— START —

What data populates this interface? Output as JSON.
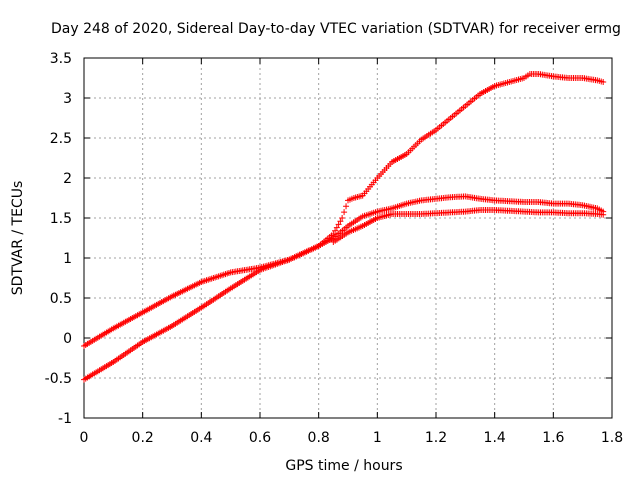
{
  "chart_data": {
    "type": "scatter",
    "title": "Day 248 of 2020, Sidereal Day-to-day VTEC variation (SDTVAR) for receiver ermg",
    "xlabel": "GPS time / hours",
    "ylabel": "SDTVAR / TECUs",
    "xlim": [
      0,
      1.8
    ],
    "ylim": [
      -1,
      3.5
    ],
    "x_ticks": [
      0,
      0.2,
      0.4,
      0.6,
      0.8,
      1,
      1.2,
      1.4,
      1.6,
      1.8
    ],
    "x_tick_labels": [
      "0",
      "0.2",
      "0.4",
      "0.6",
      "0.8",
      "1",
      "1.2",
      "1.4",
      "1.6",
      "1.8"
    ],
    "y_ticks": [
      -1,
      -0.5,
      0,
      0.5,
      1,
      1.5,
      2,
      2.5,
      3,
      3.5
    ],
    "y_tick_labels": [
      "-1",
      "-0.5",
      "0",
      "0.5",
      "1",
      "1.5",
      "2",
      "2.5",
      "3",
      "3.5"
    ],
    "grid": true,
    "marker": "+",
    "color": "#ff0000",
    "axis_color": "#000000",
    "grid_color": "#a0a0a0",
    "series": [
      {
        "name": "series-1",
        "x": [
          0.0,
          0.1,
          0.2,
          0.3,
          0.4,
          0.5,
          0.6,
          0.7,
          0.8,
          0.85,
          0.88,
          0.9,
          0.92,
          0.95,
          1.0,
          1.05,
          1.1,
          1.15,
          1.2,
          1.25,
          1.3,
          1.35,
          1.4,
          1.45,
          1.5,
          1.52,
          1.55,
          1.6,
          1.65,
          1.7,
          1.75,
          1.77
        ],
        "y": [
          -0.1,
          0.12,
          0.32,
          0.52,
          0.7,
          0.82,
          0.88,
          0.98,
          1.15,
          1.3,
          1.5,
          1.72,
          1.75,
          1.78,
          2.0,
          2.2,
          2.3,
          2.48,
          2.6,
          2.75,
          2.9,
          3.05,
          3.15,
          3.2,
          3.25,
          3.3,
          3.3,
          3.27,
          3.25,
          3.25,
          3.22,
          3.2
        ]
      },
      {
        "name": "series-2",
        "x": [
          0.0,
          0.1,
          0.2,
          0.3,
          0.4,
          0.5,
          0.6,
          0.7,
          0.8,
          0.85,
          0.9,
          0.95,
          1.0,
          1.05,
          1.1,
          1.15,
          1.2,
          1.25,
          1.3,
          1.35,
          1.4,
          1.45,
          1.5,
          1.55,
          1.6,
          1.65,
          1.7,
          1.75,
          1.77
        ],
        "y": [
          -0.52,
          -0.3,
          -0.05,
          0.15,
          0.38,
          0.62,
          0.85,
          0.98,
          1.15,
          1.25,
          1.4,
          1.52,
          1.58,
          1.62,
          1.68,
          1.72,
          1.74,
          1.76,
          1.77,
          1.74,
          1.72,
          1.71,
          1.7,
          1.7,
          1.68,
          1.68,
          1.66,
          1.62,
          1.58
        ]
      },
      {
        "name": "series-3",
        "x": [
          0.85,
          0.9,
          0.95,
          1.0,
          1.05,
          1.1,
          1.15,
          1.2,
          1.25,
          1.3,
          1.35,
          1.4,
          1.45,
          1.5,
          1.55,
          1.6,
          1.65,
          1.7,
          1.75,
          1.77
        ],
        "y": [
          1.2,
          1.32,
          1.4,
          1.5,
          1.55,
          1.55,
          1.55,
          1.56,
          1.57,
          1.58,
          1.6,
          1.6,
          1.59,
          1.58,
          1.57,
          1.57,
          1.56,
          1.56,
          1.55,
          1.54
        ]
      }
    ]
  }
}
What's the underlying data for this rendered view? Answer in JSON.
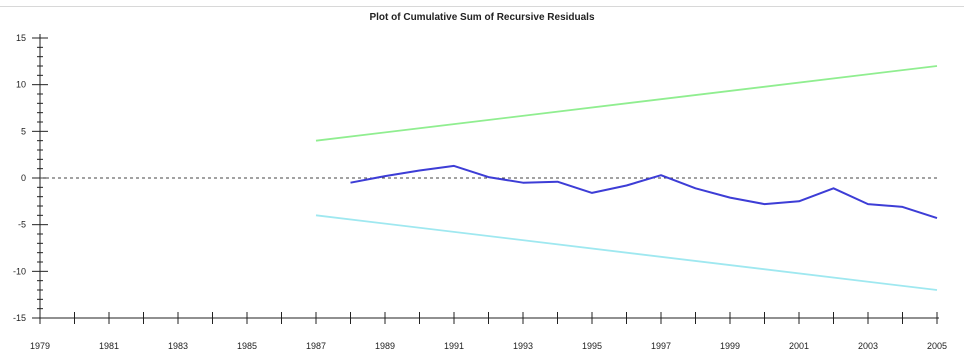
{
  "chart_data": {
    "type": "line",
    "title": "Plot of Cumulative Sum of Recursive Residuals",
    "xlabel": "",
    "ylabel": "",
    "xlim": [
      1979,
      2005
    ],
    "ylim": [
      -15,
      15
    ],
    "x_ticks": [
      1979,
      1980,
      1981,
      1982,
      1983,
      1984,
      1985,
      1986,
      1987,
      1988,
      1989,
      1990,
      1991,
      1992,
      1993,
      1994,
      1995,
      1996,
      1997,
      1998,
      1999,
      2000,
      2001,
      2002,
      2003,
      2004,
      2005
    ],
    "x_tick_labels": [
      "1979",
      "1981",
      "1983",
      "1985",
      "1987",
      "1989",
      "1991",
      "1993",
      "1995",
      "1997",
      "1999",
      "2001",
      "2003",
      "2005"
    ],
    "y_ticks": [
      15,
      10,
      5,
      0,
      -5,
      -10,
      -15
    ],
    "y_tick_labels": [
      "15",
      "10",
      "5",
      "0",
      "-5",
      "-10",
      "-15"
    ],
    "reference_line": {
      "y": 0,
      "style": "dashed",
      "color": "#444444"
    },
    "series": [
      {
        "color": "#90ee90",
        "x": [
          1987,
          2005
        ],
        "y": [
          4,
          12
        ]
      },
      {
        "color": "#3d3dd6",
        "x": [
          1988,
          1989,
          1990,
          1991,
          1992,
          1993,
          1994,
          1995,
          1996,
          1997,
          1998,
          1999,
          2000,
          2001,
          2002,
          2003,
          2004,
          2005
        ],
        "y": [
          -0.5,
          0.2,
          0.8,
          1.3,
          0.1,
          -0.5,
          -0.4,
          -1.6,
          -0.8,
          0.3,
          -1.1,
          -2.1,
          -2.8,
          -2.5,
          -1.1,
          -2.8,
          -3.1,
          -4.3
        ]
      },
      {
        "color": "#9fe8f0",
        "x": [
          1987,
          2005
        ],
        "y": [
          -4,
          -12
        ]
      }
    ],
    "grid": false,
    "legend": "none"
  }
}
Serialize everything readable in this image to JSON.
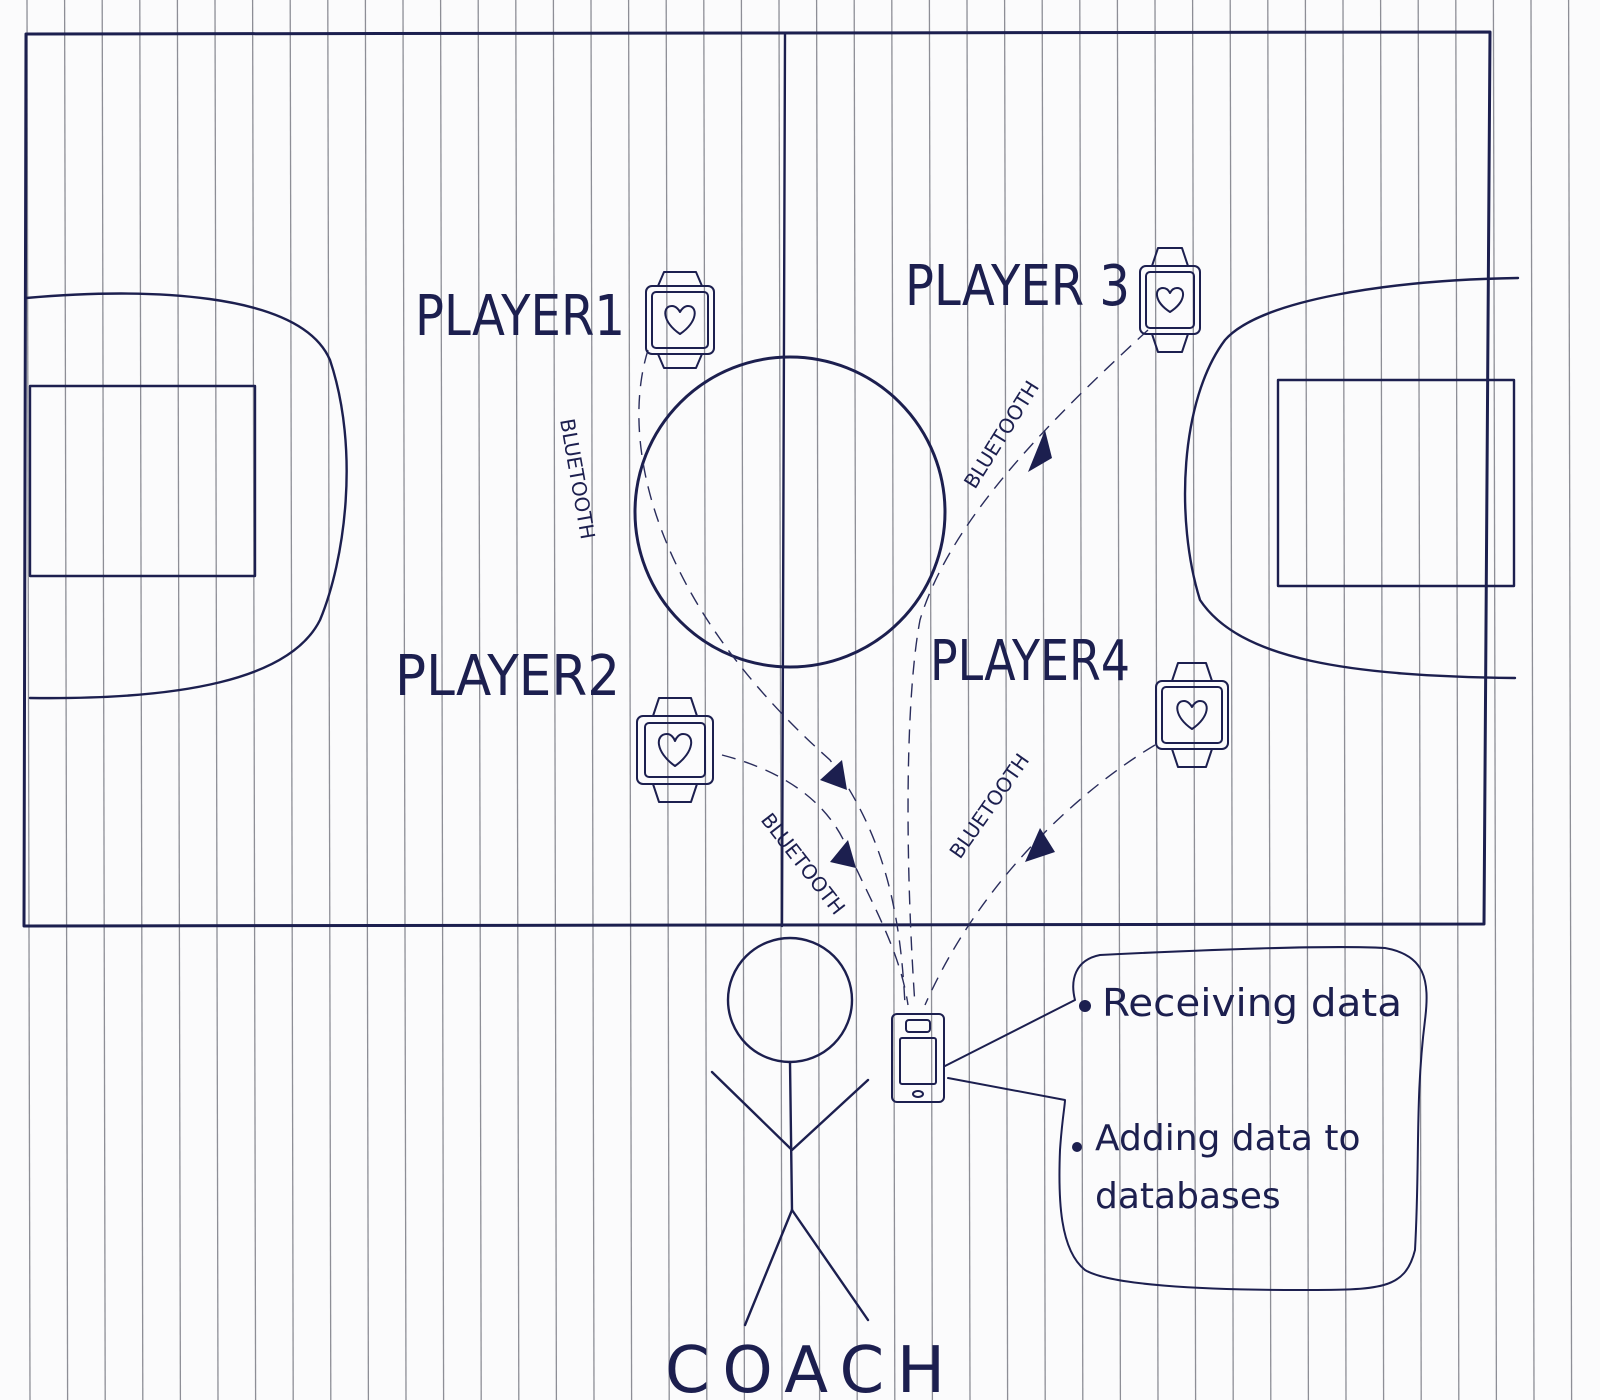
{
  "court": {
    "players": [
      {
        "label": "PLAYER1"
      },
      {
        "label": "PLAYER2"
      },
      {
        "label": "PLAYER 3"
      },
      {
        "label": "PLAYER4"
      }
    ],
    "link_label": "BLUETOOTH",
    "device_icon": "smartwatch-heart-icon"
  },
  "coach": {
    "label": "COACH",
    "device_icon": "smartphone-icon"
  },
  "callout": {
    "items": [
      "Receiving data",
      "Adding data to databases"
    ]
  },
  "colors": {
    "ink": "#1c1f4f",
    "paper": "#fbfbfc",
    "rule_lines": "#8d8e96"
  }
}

— END —

▶ [Goal] Filter the records for lines holding the string "What". Copy each one.

▶ [Exercise answer]
What data populates this interface? Output as JSON.
What's the underlying data for this rendered view? Answer in JSON.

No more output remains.